*** DATA IN THIS EXERCISE ***

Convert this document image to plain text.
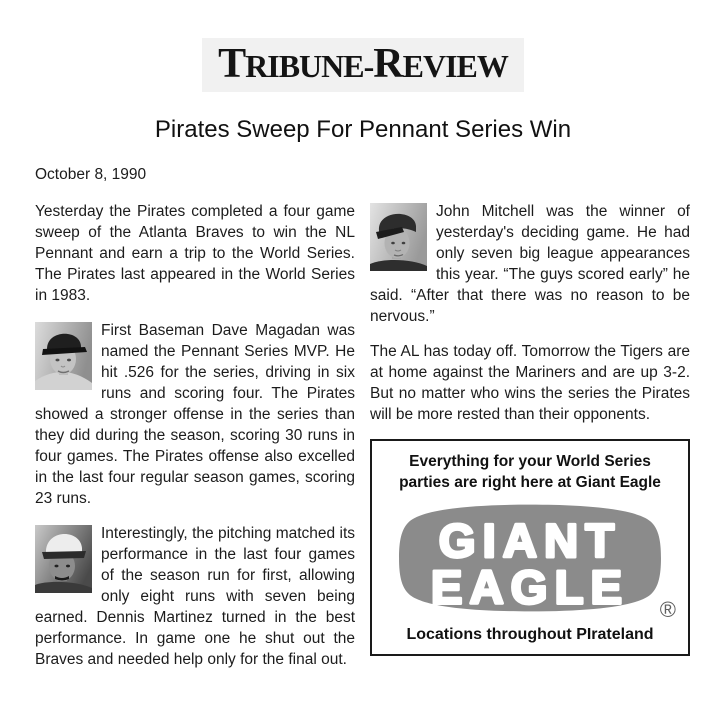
TRIBUNE-REVIEW
Pirates Sweep For Pennant Series Win
October 8, 1990
Yesterday the Pirates completed a four game sweep of the Atlanta Braves to win the NL Pennant and earn a trip to the World Series. The Pirates last appeared in the World Series in 1983.
First Baseman Dave Magadan was named the Pennant Series MVP. He hit .526 for the series, driving in six runs and scoring four. The Pirates showed a stronger offense in the series than they did during the season, scoring 30 runs in four games. The Pirates offense also excelled in the last four regular season games, scoring 23 runs.
Interestingly, the pitching matched its performance in the last four games of the season run for first, allowing only eight runs with seven being earned. Dennis Martinez turned in the best performance. In game one he shut out the Braves and needed help only for the final out.
John Mitchell was the winner of yesterday's deciding game. He had only seven big league appearances this year. “The guys scored early” he said. “After that there was no reason to be nervous.”
The AL has today off. Tomorrow the Tigers are at home against the Mariners and are up 3-2. But no matter who wins the series the Pirates will be more rested than their opponents.
Everything for your World Series
parties are right here at Giant Eagle
GIANT
EAGLE ®
Locations throughout PIrateland
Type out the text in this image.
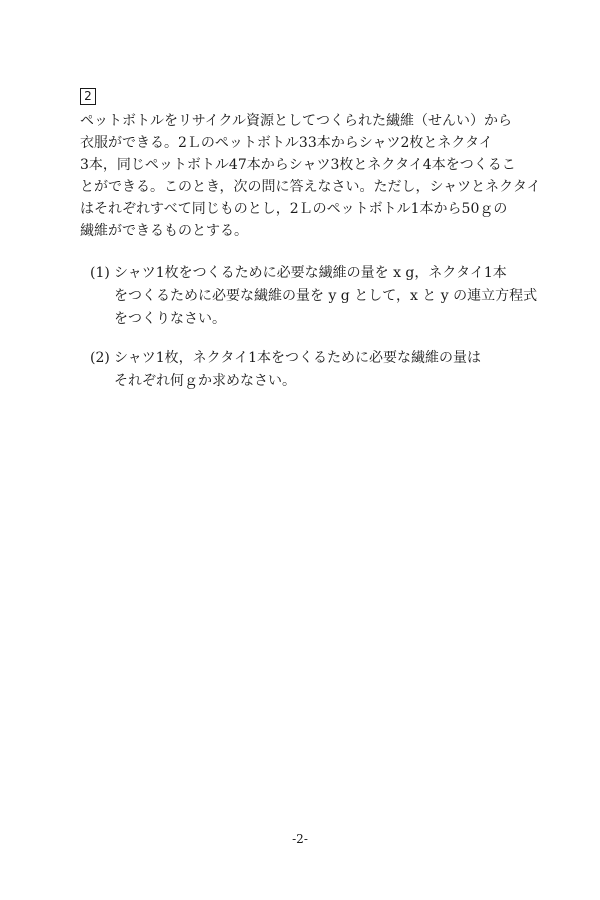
2

ペットボトルをリサイクル資源としてつくられた繊維（せんい）から
衣服ができる。2Ｌのペットボトル33本からシャツ2枚とネクタイ
3本，同じペットボトル47本からシャツ3枚とネクタイ4本をつくるこ
とができる。このとき，次の問に答えなさい。ただし，シャツとネクタイ
はそれぞれすべて同じものとし，2Ｌのペットボトル1本から50ｇの
繊維ができるものとする。

(1) シャツ1枚をつくるために必要な繊維の量を x g，ネクタイ1本
をつくるために必要な繊維の量を y g として，x と y の連立方程式
をつくりなさい。

(2) シャツ1枚，ネクタイ1本をつくるために必要な繊維の量は
それぞれ何ｇか求めなさい。

-2-
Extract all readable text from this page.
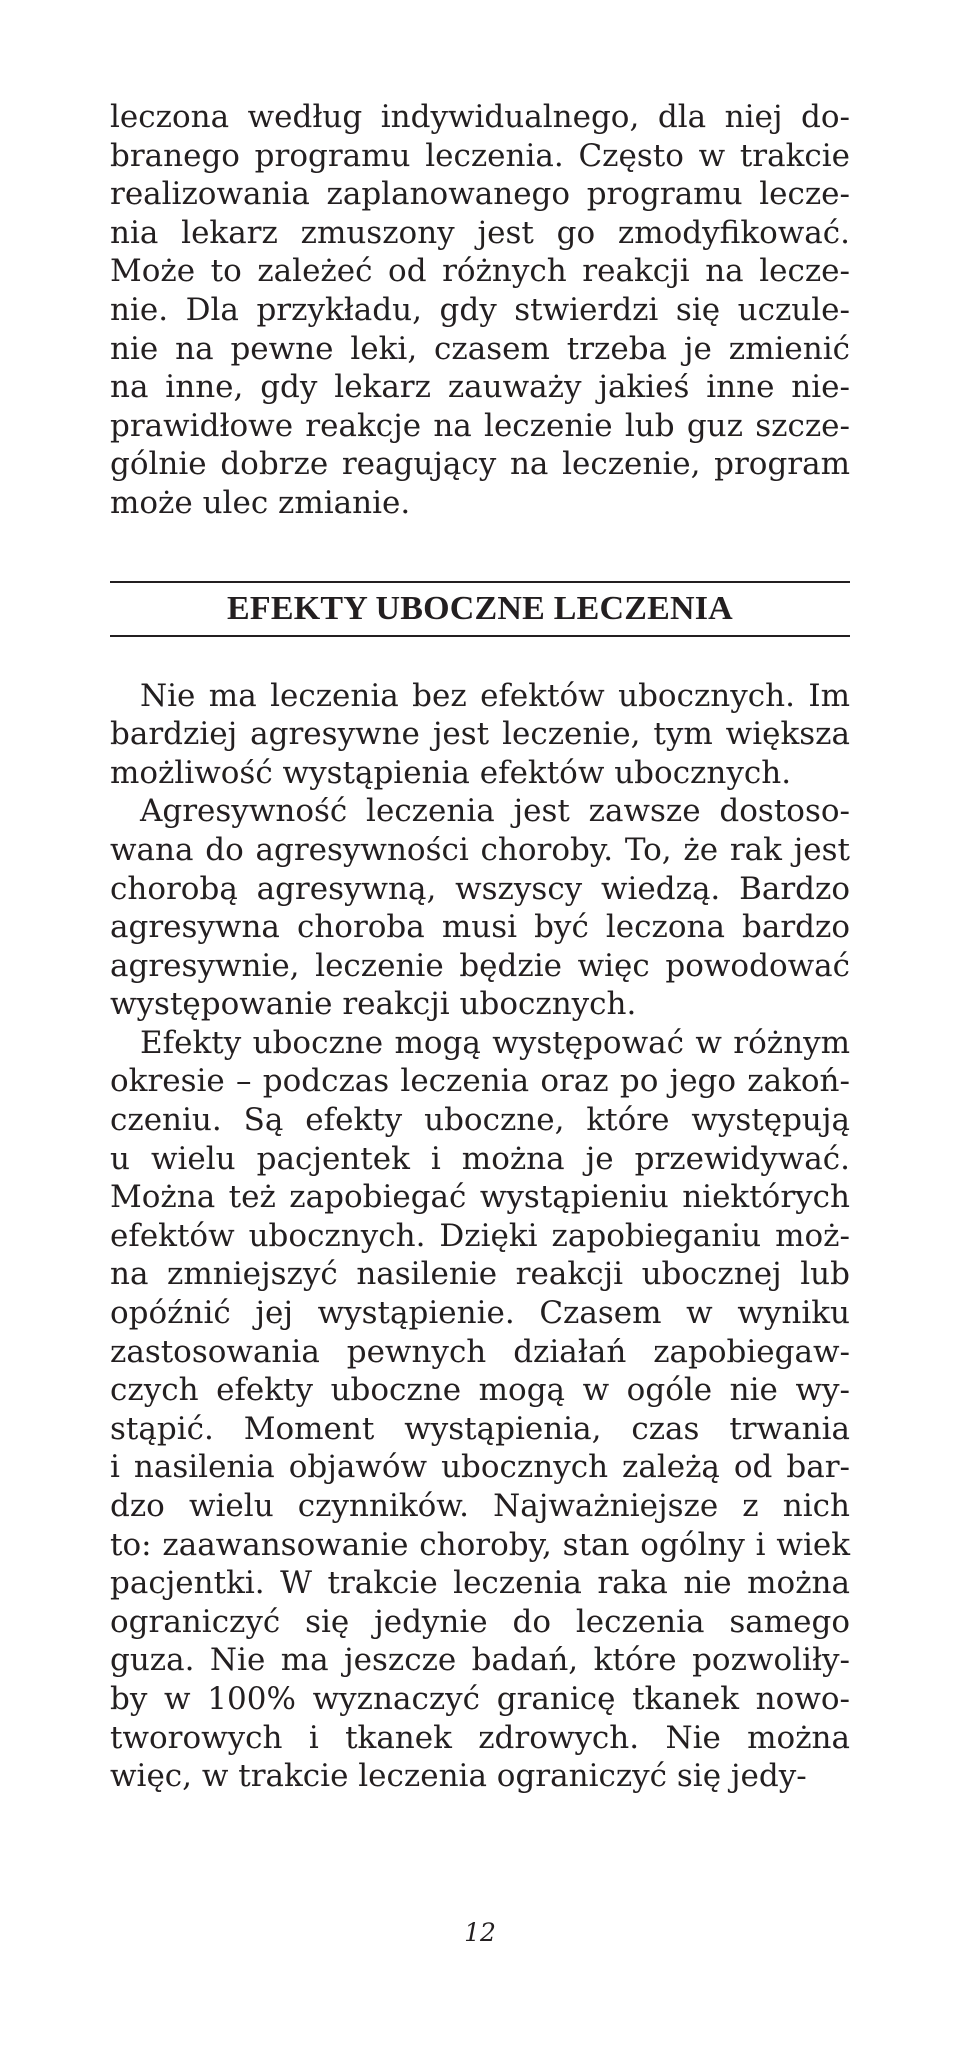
leczona według indywidualnego, dla niej do-
branego programu leczenia. Często w trakcie
realizowania zaplanowanego programu lecze-
nia lekarz zmuszony jest go zmodyfikować.
Może to zależeć od różnych reakcji na lecze-
nie. Dla przykładu, gdy stwierdzi się uczule-
nie na pewne leki, czasem trzeba je zmienić
na inne, gdy lekarz zauważy jakieś inne nie-
prawidłowe reakcje na leczenie lub guz szcze-
gólnie dobrze reagujący na leczenie, program
może ulec zmianie.
EFEKTY UBOCZNE LECZENIA
Nie ma leczenia bez efektów ubocznych. Im
bardziej agresywne jest leczenie, tym większa
możliwość wystąpienia efektów ubocznych.
Agresywność leczenia jest zawsze dostoso-
wana do agresywności choroby. To, że rak jest
chorobą agresywną, wszyscy wiedzą. Bardzo
agresywna choroba musi być leczona bardzo
agresywnie, leczenie będzie więc powodować
występowanie reakcji ubocznych.
Efekty uboczne mogą występować w różnym
okresie – podczas leczenia oraz po jego zakoń-
czeniu. Są efekty uboczne, które występują
u wielu pacjentek i można je przewidywać.
Można też zapobiegać wystąpieniu niektórych
efektów ubocznych. Dzięki zapobieganiu moż-
na zmniejszyć nasilenie reakcji ubocznej lub
opóźnić jej wystąpienie. Czasem w wyniku
zastosowania pewnych działań zapobiegaw-
czych efekty uboczne mogą w ogóle nie wy-
stąpić. Moment wystąpienia, czas trwania
i nasilenia objawów ubocznych zależą od bar-
dzo wielu czynników. Najważniejsze z nich
to: zaawansowanie choroby, stan ogólny i wiek
pacjentki. W trakcie leczenia raka nie można
ograniczyć się jedynie do leczenia samego
guza. Nie ma jeszcze badań, które pozwoliły-
by w 100% wyznaczyć granicę tkanek nowo-
tworowych i tkanek zdrowych. Nie można
więc, w trakcie leczenia ograniczyć się jedy-
12
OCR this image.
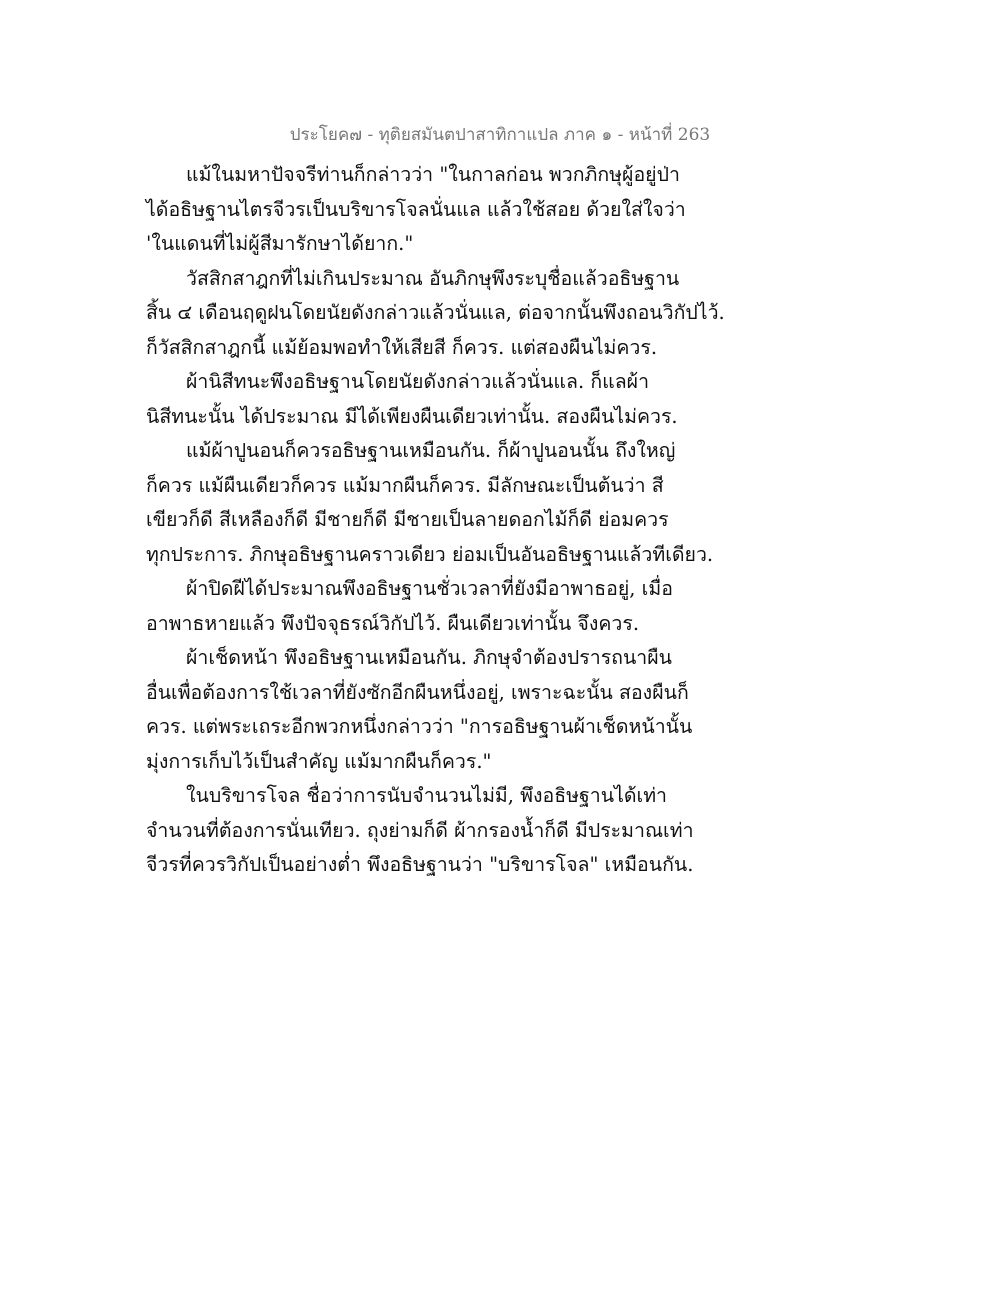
ประโยค๗ - ทุติยสมันตปาสาทิกาแปล ภาค ๑ - หน้าที่ 263
แม้ในมหาปัจจรีท่านก็กล่าวว่า "ในกาลก่อน พวกภิกษุผู้อยู่ป่า
ได้อธิษฐานไตรจีวรเป็นบริขารโจลนั่นแล แล้วใช้สอย ด้วยใส่ใจว่า
'ในแดนที่ไม่ผู้สีมารักษาได้ยาก."
วัสสิกสาฎกที่ไม่เกินประมาณ อันภิกษุพึงระบุชื่อแล้วอธิษฐาน
สิ้น ๔ เดือนฤดูฝนโดยนัยดังกล่าวแล้วนั่นแล, ต่อจากนั้นพึงถอนวิกัปไว้.
ก็วัสสิกสาฎกนี้ แม้ย้อมพอทำให้เสียสี ก็ควร. แต่สองผืนไม่ควร.
ผ้านิสีทนะพึงอธิษฐานโดยนัยดังกล่าวแล้วนั่นแล. ก็แลผ้า
นิสีทนะนั้น ได้ประมาณ มีได้เพียงผืนเดียวเท่านั้น. สองผืนไม่ควร.
แม้ผ้าปูนอนก็ควรอธิษฐานเหมือนกัน. ก็ผ้าปูนอนนั้น ถึงใหญ่
ก็ควร แม้ผืนเดียวก็ควร แม้มากผืนก็ควร. มีลักษณะเป็นต้นว่า สี
เขียวก็ดี สีเหลืองก็ดี มีชายก็ดี มีชายเป็นลายดอกไม้ก็ดี ย่อมควร
ทุกประการ. ภิกษุอธิษฐานคราวเดียว ย่อมเป็นอันอธิษฐานแล้วทีเดียว.
ผ้าปิดฝีได้ประมาณพึงอธิษฐานชั่วเวลาที่ยังมีอาพาธอยู่, เมื่อ
อาพาธหายแล้ว พึงปัจจุธรณ์วิกัปไว้. ผืนเดียวเท่านั้น จึงควร.
ผ้าเช็ดหน้า พึงอธิษฐานเหมือนกัน. ภิกษุจำต้องปรารถนาผืน
อื่นเพื่อต้องการใช้เวลาที่ยังซักอีกผืนหนึ่งอยู่, เพราะฉะนั้น สองผืนก็
ควร. แต่พระเถระอีกพวกหนึ่งกล่าวว่า "การอธิษฐานผ้าเช็ดหน้านั้น
มุ่งการเก็บไว้เป็นสำคัญ แม้มากผืนก็ควร."
ในบริขารโจล ชื่อว่าการนับจำนวนไม่มี, พึงอธิษฐานได้เท่า
จำนวนที่ต้องการนั่นเทียว. ถุงย่ามก็ดี ผ้ากรองน้ำก็ดี มีประมาณเท่า
จีวรที่ควรวิกัปเป็นอย่างต่ำ พึงอธิษฐานว่า "บริขารโจล" เหมือนกัน.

***

Copy each line exactly, and leave the pictures out of your copy.

Convert this document image to plain text.
TRIBUNE-REVIEW
Pirates Sweep For Pennant Series Win
October 8, 1990
Yesterday the Pirates completed a four game sweep of the Atlanta Braves to win the NL Pennant and earn a trip to the World Series. The Pirates last appeared in the World Series in 1983.
First Baseman Dave Magadan was named the Pennant Series MVP. He hit .526 for the series, driving in six runs and scoring four. The Pirates showed a stronger offense in the series than they did during the season, scoring 30 runs in four games. The Pirates offense also excelled in the last four regular season games, scoring 23 runs.
Interestingly, the pitching matched its performance in the last four games of the season run for first, allowing only eight runs with seven being earned. Dennis Martinez turned in the best performance. In game one he shut out the Braves and needed help only for the final out.
John Mitchell was the winner of yesterday's deciding game. He had only seven big league appearances this year. “The guys scored early” he said. “After that there was no reason to be nervous.”
The AL has today off. Tomorrow the Tigers are at home against the Mariners and are up 3-2. But no matter who wins the series the Pirates will be more rested than their opponents.
Everything for your World Series
parties are right here at Giant Eagle
GIANT
EAGLE ®
Locations throughout PIrateland
Type out the text in this image.
2

ペットボトルをリサイクル資源としてつくられた繊維（せんい）から
衣服ができる。2Ｌのペットボトル33本からシャツ2枚とネクタイ
3本，同じペットボトル47本からシャツ3枚とネクタイ4本をつくるこ
とができる。このとき，次の問に答えなさい。ただし，シャツとネクタイ
はそれぞれすべて同じものとし，2Ｌのペットボトル1本から50ｇの
繊維ができるものとする。

(1) シャツ1枚をつくるために必要な繊維の量を x g，ネクタイ1本
をつくるために必要な繊維の量を y g として，x と y の連立方程式
をつくりなさい。

(2) シャツ1枚，ネクタイ1本をつくるために必要な繊維の量は
それぞれ何ｇか求めなさい。

-2-
Extract all readable text from this page.
leczona według indywidualnego, dla niej do-
branego programu leczenia. Często w trakcie
realizowania zaplanowanego programu lecze-
nia lekarz zmuszony jest go zmodyfikować.
Może to zależeć od różnych reakcji na lecze-
nie. Dla przykładu, gdy stwierdzi się uczule-
nie na pewne leki, czasem trzeba je zmienić
na inne, gdy lekarz zauważy jakieś inne nie-
prawidłowe reakcje na leczenie lub guz szcze-
gólnie dobrze reagujący na leczenie, program
może ulec zmianie.
EFEKTY UBOCZNE LECZENIA
Nie ma leczenia bez efektów ubocznych. Im
bardziej agresywne jest leczenie, tym większa
możliwość wystąpienia efektów ubocznych.
Agresywność leczenia jest zawsze dostoso-
wana do agresywności choroby. To, że rak jest
chorobą agresywną, wszyscy wiedzą. Bardzo
agresywna choroba musi być leczona bardzo
agresywnie, leczenie będzie więc powodować
występowanie reakcji ubocznych.
Efekty uboczne mogą występować w różnym
okresie – podczas leczenia oraz po jego zakoń-
czeniu. Są efekty uboczne, które występują
u wielu pacjentek i można je przewidywać.
Można też zapobiegać wystąpieniu niektórych
efektów ubocznych. Dzięki zapobieganiu moż-
na zmniejszyć nasilenie reakcji ubocznej lub
opóźnić jej wystąpienie. Czasem w wyniku
zastosowania pewnych działań zapobiegaw-
czych efekty uboczne mogą w ogóle nie wy-
stąpić. Moment wystąpienia, czas trwania
i nasilenia objawów ubocznych zależą od bar-
dzo wielu czynników. Najważniejsze z nich
to: zaawansowanie choroby, stan ogólny i wiek
pacjentki. W trakcie leczenia raka nie można
ograniczyć się jedynie do leczenia samego
guza. Nie ma jeszcze badań, które pozwoliły-
by w 100% wyznaczyć granicę tkanek nowo-
tworowych i tkanek zdrowych. Nie można
więc, w trakcie leczenia ograniczyć się jedy-
12
OCR this image.
ประโยค๗ - ทุติยสมันตปาสาทิกาแปล ภาค ๑ - หน้าที่ 263
แม้ในมหาปัจจรีท่านก็กล่าวว่า "ในกาลก่อน พวกภิกษุผู้อยู่ป่า
ได้อธิษฐานไตรจีวรเป็นบริขารโจลนั่นแล แล้วใช้สอย ด้วยใส่ใจว่า
'ในแดนที่ไม่ผู้สีมารักษาได้ยาก."
วัสสิกสาฎกที่ไม่เกินประมาณ อันภิกษุพึงระบุชื่อแล้วอธิษฐาน
สิ้น ๔ เดือนฤดูฝนโดยนัยดังกล่าวแล้วนั่นแล, ต่อจากนั้นพึงถอนวิกัปไว้.
ก็วัสสิกสาฎกนี้ แม้ย้อมพอทำให้เสียสี ก็ควร. แต่สองผืนไม่ควร.
ผ้านิสีทนะพึงอธิษฐานโดยนัยดังกล่าวแล้วนั่นแล. ก็แลผ้า
นิสีทนะนั้น ได้ประมาณ มีได้เพียงผืนเดียวเท่านั้น. สองผืนไม่ควร.
แม้ผ้าปูนอนก็ควรอธิษฐานเหมือนกัน. ก็ผ้าปูนอนนั้น ถึงใหญ่
ก็ควร แม้ผืนเดียวก็ควร แม้มากผืนก็ควร. มีลักษณะเป็นต้นว่า สี
เขียวก็ดี สีเหลืองก็ดี มีชายก็ดี มีชายเป็นลายดอกไม้ก็ดี ย่อมควร
ทุกประการ. ภิกษุอธิษฐานคราวเดียว ย่อมเป็นอันอธิษฐานแล้วทีเดียว.
ผ้าปิดฝีได้ประมาณพึงอธิษฐานชั่วเวลาที่ยังมีอาพาธอยู่, เมื่อ
อาพาธหายแล้ว พึงปัจจุธรณ์วิกัปไว้. ผืนเดียวเท่านั้น จึงควร.
ผ้าเช็ดหน้า พึงอธิษฐานเหมือนกัน. ภิกษุจำต้องปรารถนาผืน
อื่นเพื่อต้องการใช้เวลาที่ยังซักอีกผืนหนึ่งอยู่, เพราะฉะนั้น สองผืนก็
ควร. แต่พระเถระอีกพวกหนึ่งกล่าวว่า "การอธิษฐานผ้าเช็ดหน้านั้น
มุ่งการเก็บไว้เป็นสำคัญ แม้มากผืนก็ควร."
ในบริขารโจล ชื่อว่าการนับจำนวนไม่มี, พึงอธิษฐานได้เท่า
จำนวนที่ต้องการนั่นเทียว. ถุงย่ามก็ดี ผ้ากรองน้ำก็ดี มีประมาณเท่า
จีวรที่ควรวิกัปเป็นอย่างต่ำ พึงอธิษฐานว่า "บริขารโจล" เหมือนกัน.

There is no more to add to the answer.